#### [Material for the task]
○ ○ ○ ○ ○ ○ ○

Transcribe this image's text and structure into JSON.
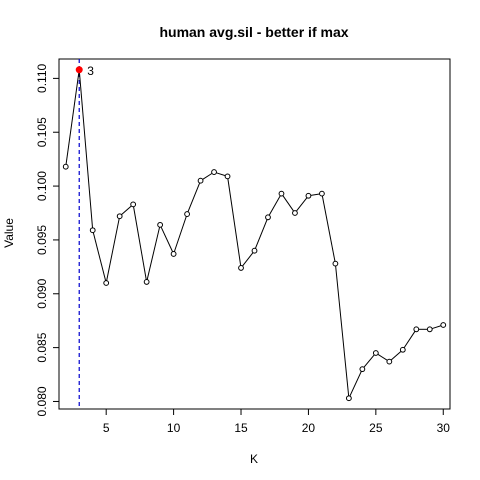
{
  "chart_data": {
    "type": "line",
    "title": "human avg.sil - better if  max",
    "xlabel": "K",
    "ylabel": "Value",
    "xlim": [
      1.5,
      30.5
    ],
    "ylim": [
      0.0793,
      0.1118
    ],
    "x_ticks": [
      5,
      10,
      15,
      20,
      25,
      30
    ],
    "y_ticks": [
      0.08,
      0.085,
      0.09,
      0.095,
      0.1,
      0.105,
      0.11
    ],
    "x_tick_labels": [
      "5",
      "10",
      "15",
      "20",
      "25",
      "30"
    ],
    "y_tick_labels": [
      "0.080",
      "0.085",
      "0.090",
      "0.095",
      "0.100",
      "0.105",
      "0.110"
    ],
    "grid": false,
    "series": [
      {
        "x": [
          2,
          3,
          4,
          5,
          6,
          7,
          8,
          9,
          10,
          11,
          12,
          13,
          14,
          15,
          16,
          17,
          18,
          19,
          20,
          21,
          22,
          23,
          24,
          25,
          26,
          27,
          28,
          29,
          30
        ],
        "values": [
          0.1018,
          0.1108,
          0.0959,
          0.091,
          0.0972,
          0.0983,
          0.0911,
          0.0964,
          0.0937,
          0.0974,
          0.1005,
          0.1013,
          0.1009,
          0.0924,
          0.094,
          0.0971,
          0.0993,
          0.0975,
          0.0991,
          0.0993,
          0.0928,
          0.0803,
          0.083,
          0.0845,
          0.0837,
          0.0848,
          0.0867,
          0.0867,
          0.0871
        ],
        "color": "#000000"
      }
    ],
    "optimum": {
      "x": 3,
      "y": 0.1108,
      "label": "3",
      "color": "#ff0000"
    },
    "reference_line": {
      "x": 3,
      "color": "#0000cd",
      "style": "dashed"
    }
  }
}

○ ○ ○ ○ ○ ○ ○

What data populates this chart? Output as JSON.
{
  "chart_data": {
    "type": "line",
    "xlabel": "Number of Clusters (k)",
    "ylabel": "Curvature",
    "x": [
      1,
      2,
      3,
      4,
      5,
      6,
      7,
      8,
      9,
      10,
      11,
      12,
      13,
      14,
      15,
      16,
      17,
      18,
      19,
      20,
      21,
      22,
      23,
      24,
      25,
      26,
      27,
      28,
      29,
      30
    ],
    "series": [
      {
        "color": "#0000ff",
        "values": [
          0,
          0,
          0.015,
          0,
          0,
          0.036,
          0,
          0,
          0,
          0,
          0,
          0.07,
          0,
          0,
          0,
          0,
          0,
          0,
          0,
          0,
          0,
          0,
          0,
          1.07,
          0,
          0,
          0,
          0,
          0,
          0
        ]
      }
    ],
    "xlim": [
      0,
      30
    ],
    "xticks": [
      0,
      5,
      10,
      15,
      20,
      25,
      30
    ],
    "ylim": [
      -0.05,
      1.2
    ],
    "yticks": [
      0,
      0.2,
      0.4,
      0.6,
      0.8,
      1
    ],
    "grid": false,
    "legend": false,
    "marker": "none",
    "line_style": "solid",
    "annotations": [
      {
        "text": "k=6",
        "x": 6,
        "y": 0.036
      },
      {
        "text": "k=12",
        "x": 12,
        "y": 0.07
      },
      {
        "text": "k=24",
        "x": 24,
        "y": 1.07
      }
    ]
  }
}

○ ○ ○ ○ ○ ○ ○

#### [Requirements]
Report only the number of lines in the data above that contain "JSON".

#### [Full solution]
2